Using the listing below, copy every line that mentions "예약가능".
━━━━━━━━━━━━━━━━
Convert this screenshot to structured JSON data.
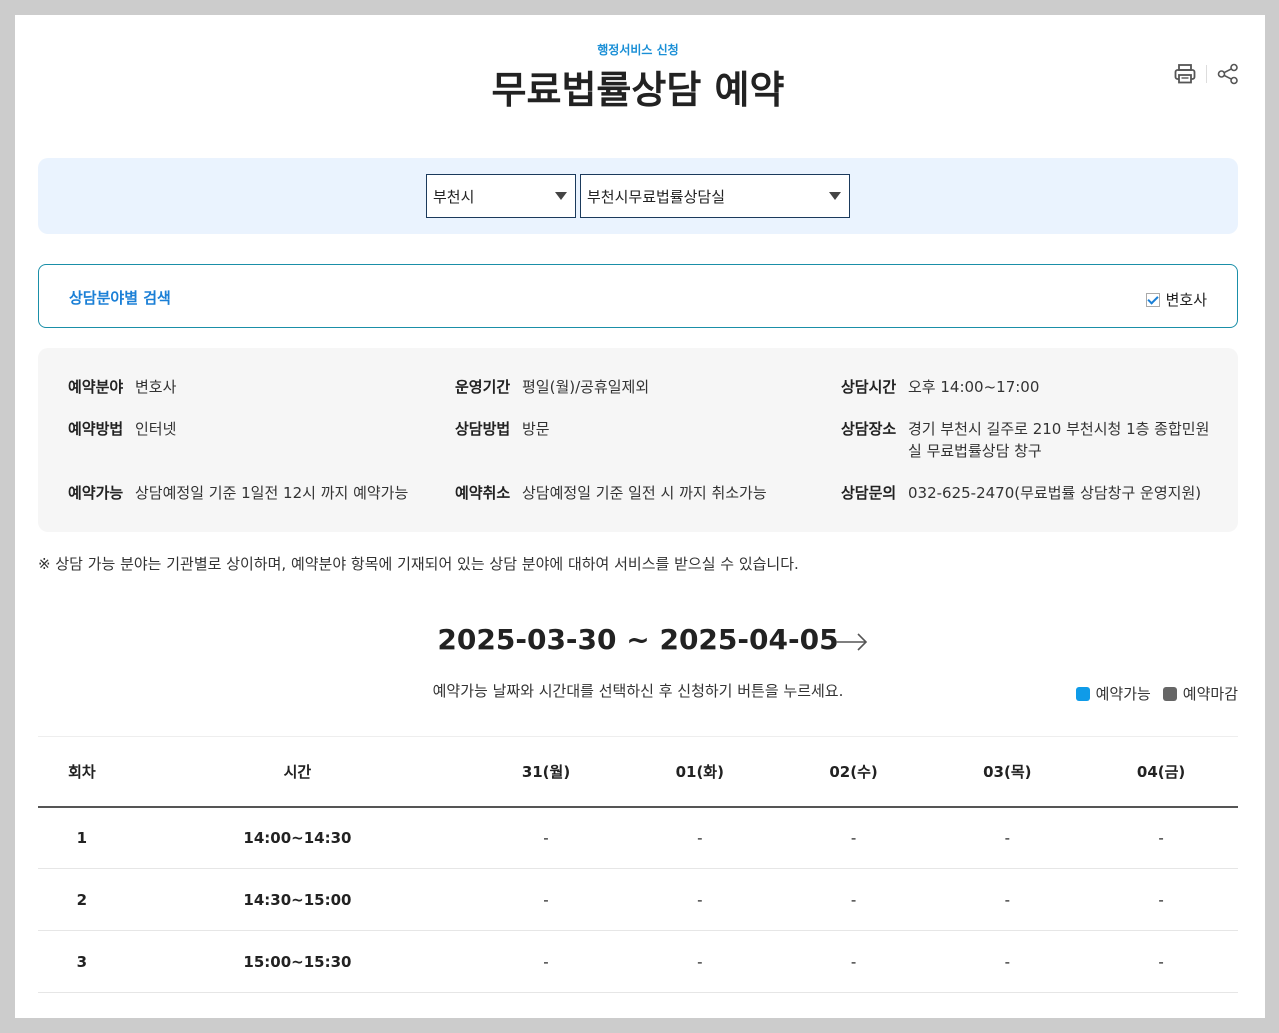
{
  "header": {
    "subtitle": "행정서비스 신청",
    "title": "무료법률상담 예약",
    "icons": [
      "printer-icon",
      "share-icon"
    ]
  },
  "selects": {
    "city": "부천시",
    "office": "부천시무료법률상담실"
  },
  "search": {
    "label": "상담분야별 검색",
    "checkbox_label": "변호사",
    "checked": true
  },
  "info": {
    "field_label": "예약분야",
    "field_value": "변호사",
    "period_label": "운영기간",
    "period_value": "평일(월)/공휴일제외",
    "time_label": "상담시간",
    "time_value": "오후 14:00~17:00",
    "method_label": "예약방법",
    "method_value": "인터넷",
    "consult_method_label": "상담방법",
    "consult_method_value": "방문",
    "place_label": "상담장소",
    "place_value": "경기 부천시 길주로 210  부천시청 1층 종합민원실 무료법률상담 창구",
    "avail_label": "예약가능",
    "avail_value": "상담예정일 기준 1일전 12시 까지 예약가능",
    "cancel_label": "예약취소",
    "cancel_value": "상담예정일 기준 일전 시 까지 취소가능",
    "contact_label": "상담문의",
    "contact_value": "032-625-2470(무료법률 상담창구 운영지원)"
  },
  "notice": "※ 상담 가능 분야는 기관별로 상이하며, 예약분야 항목에 기재되어 있는 상담 분야에 대하여 서비스를 받으실 수 있습니다.",
  "calendar": {
    "date_range": "2025-03-30 ~ 2025-04-05",
    "guide": "예약가능 날짜와 시간대를 선택하신 후 신청하기 버튼을 누르세요.",
    "legend": {
      "available": "예약가능",
      "available_color": "#0f9be8",
      "closed": "예약마감",
      "closed_color": "#666666"
    },
    "headers": [
      "회차",
      "시간",
      "31(월)",
      "01(화)",
      "02(수)",
      "03(목)",
      "04(금)"
    ],
    "rows": [
      {
        "no": "1",
        "time": "14:00~14:30",
        "slots": [
          "-",
          "-",
          "-",
          "-",
          "-"
        ]
      },
      {
        "no": "2",
        "time": "14:30~15:00",
        "slots": [
          "-",
          "-",
          "-",
          "-",
          "-"
        ]
      },
      {
        "no": "3",
        "time": "15:00~15:30",
        "slots": [
          "-",
          "-",
          "-",
          "-",
          "-"
        ]
      }
    ]
  }
}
━━━━━━━━━━━━━━━━
■ **Task answer**:
    "avail_label": "예약가능",
    "avail_value": "상담예정일 기준 1일전 12시 까지 예약가능",
    "guide": "예약가능 날짜와 시간대를 선택하신 후 신청하기 버튼을 누르세요.",
      "available": "예약가능",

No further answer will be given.